> [Stored data]
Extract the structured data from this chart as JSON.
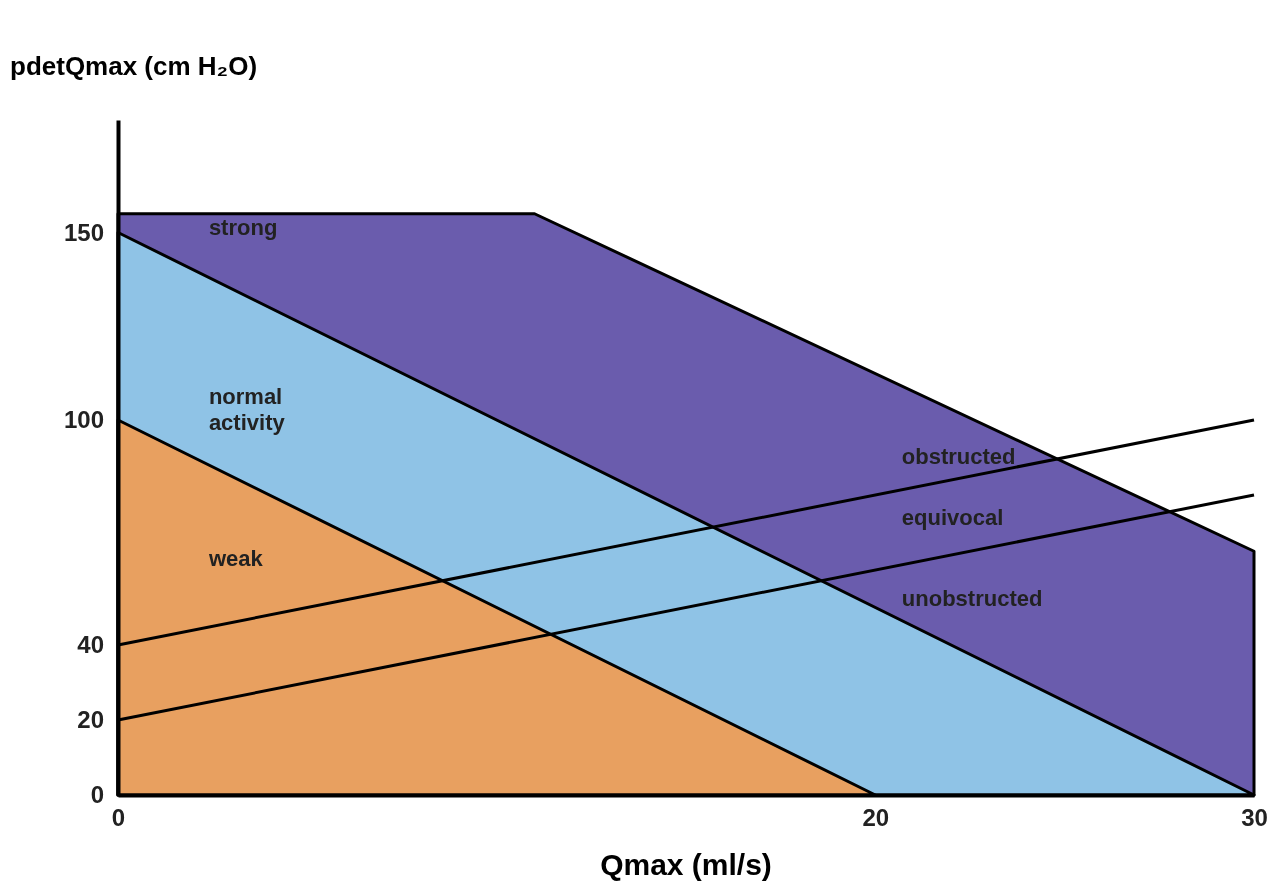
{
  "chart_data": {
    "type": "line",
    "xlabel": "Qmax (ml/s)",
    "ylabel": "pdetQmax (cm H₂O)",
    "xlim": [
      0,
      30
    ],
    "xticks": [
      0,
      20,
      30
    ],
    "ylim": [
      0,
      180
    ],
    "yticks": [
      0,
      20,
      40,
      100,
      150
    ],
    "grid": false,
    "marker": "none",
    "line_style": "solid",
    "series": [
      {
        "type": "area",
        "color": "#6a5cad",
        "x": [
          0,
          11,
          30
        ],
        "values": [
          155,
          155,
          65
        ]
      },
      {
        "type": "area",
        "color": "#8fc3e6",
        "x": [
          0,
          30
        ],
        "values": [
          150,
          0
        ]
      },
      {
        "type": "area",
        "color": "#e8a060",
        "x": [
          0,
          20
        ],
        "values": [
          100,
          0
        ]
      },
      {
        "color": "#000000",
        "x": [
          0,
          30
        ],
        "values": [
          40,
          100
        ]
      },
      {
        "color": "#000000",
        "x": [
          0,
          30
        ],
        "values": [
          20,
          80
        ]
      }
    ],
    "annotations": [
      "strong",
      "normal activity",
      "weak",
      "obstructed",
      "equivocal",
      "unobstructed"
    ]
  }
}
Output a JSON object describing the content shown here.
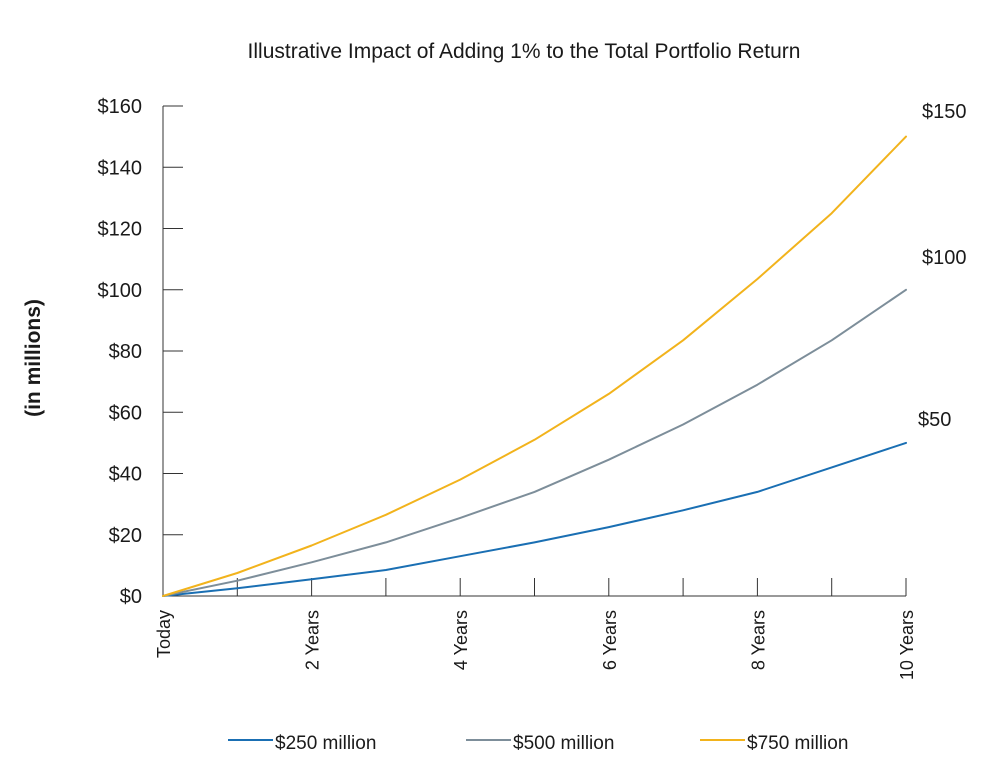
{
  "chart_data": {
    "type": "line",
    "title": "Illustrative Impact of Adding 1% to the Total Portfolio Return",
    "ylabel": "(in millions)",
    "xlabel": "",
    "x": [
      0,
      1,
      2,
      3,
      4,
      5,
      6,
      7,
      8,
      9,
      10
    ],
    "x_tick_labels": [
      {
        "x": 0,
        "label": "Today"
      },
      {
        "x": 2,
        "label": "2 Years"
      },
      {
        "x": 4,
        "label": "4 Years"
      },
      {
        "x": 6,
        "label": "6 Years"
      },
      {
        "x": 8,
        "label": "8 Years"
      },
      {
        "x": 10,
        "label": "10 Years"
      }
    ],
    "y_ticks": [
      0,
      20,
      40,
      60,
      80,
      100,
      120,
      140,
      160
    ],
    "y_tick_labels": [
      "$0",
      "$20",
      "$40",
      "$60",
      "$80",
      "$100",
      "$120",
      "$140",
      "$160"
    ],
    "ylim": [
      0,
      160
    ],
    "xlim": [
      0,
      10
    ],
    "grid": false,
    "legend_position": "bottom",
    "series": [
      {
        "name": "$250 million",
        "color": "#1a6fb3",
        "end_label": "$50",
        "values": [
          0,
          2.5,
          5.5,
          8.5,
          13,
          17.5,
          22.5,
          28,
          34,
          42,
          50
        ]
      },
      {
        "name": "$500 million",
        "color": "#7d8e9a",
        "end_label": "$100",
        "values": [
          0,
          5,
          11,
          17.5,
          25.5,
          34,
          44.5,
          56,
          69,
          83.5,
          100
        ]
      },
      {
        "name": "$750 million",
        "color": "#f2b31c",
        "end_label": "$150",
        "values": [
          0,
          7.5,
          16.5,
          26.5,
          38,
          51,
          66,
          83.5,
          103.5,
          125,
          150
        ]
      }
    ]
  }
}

> [The task]
Show each line of the listing that holds the string "color".

> [Problem solution]
        "color": "#6a5cad",
        "color": "#8fc3e6",
        "color": "#e8a060",
        "color": "#000000",
        "color": "#000000",
        "color": "#1a6fb3",
        "color": "#7d8e9a",
        "color": "#f2b31c",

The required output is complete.